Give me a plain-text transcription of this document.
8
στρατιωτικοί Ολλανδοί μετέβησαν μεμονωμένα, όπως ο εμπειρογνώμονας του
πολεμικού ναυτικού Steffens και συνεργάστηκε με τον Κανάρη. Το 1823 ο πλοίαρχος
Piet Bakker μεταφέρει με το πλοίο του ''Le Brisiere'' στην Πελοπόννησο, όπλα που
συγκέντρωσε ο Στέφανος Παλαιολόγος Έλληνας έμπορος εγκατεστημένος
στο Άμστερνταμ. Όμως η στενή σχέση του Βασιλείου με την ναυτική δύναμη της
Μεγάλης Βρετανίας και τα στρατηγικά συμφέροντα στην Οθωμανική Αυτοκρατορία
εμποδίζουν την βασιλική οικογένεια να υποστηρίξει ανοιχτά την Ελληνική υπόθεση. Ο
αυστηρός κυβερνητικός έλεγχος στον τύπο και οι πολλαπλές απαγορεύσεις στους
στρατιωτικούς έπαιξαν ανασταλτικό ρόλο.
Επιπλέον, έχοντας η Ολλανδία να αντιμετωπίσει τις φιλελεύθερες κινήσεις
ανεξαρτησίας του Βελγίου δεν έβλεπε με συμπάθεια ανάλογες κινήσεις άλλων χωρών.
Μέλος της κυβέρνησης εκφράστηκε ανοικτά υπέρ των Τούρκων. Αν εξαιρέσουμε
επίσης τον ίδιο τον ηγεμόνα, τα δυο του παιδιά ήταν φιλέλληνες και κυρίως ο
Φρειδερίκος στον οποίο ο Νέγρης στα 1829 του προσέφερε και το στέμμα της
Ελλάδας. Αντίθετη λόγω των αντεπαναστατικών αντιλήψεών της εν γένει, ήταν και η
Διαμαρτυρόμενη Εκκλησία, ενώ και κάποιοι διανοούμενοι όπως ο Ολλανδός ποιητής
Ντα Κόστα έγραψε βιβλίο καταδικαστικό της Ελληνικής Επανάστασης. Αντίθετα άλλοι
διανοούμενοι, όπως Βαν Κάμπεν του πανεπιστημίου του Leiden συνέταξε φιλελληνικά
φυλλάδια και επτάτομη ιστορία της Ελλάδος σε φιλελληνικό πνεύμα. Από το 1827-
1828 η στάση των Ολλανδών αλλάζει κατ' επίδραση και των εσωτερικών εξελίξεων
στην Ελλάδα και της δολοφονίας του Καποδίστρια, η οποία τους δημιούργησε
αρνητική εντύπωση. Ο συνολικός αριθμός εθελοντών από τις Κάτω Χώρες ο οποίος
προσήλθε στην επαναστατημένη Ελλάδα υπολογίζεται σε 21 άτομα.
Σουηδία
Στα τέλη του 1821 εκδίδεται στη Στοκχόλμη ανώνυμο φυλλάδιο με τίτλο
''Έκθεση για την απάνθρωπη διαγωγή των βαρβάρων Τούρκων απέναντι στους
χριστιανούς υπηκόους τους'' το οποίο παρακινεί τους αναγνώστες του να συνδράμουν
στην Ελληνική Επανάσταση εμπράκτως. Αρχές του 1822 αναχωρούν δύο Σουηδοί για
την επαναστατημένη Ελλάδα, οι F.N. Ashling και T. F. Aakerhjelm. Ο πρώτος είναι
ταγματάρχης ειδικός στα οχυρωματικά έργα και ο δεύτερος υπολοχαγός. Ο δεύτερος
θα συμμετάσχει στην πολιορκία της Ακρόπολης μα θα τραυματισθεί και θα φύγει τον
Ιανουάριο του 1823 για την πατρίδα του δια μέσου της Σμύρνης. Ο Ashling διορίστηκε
____________
> _YOUR INSTRUCTIONS_: Give the listing again, word for word.

> _TASK SOLUTION_:
Give me a plain-text transcription of this document.
8
στρατιωτικοί Ολλανδοί μετέβησαν μεμονωμένα, όπως ο εμπειρογνώμονας του
πολεμικού ναυτικού Steffens και συνεργάστηκε με τον Κανάρη. Το 1823 ο πλοίαρχος
Piet Bakker μεταφέρει με το πλοίο του ''Le Brisiere'' στην Πελοπόννησο, όπλα που
συγκέντρωσε ο Στέφανος Παλαιολόγος Έλληνας έμπορος εγκατεστημένος
στο Άμστερνταμ. Όμως η στενή σχέση του Βασιλείου με την ναυτική δύναμη της
Μεγάλης Βρετανίας και τα στρατηγικά συμφέροντα στην Οθωμανική Αυτοκρατορία
εμποδίζουν την βασιλική οικογένεια να υποστηρίξει ανοιχτά την Ελληνική υπόθεση. Ο
αυστηρός κυβερνητικός έλεγχος στον τύπο και οι πολλαπλές απαγορεύσεις στους
στρατιωτικούς έπαιξαν ανασταλτικό ρόλο.
Επιπλέον, έχοντας η Ολλανδία να αντιμετωπίσει τις φιλελεύθερες κινήσεις
ανεξαρτησίας του Βελγίου δεν έβλεπε με συμπάθεια ανάλογες κινήσεις άλλων χωρών.
Μέλος της κυβέρνησης εκφράστηκε ανοικτά υπέρ των Τούρκων. Αν εξαιρέσουμε
επίσης τον ίδιο τον ηγεμόνα, τα δυο του παιδιά ήταν φιλέλληνες και κυρίως ο
Φρειδερίκος στον οποίο ο Νέγρης στα 1829 του προσέφερε και το στέμμα της
Ελλάδας. Αντίθετη λόγω των αντεπαναστατικών αντιλήψεών της εν γένει, ήταν και η
Διαμαρτυρόμενη Εκκλησία, ενώ και κάποιοι διανοούμενοι όπως ο Ολλανδός ποιητής
Ντα Κόστα έγραψε βιβλίο καταδικαστικό της Ελληνικής Επανάστασης. Αντίθετα άλλοι
διανοούμενοι, όπως Βαν Κάμπεν του πανεπιστημίου του Leiden συνέταξε φιλελληνικά
φυλλάδια και επτάτομη ιστορία της Ελλάδος σε φιλελληνικό πνεύμα. Από το 1827-
1828 η στάση των Ολλανδών αλλάζει κατ' επίδραση και των εσωτερικών εξελίξεων
στην Ελλάδα και της δολοφονίας του Καποδίστρια, η οποία τους δημιούργησε
αρνητική εντύπωση. Ο συνολικός αριθμός εθελοντών από τις Κάτω Χώρες ο οποίος
προσήλθε στην επαναστατημένη Ελλάδα υπολογίζεται σε 21 άτομα.
Σουηδία
Στα τέλη του 1821 εκδίδεται στη Στοκχόλμη ανώνυμο φυλλάδιο με τίτλο
''Έκθεση για την απάνθρωπη διαγωγή των βαρβάρων Τούρκων απέναντι στους
χριστιανούς υπηκόους τους'' το οποίο παρακινεί τους αναγνώστες του να συνδράμουν
στην Ελληνική Επανάσταση εμπράκτως. Αρχές του 1822 αναχωρούν δύο Σουηδοί για
την επαναστατημένη Ελλάδα, οι F.N. Ashling και T. F. Aakerhjelm. Ο πρώτος είναι
ταγματάρχης ειδικός στα οχυρωματικά έργα και ο δεύτερος υπολοχαγός. Ο δεύτερος
θα συμμετάσχει στην πολιορκία της Ακρόπολης μα θα τραυματισθεί και θα φύγει τον
Ιανουάριο του 1823 για την πατρίδα του δια μέσου της Σμύρνης. Ο Ashling διορίστηκε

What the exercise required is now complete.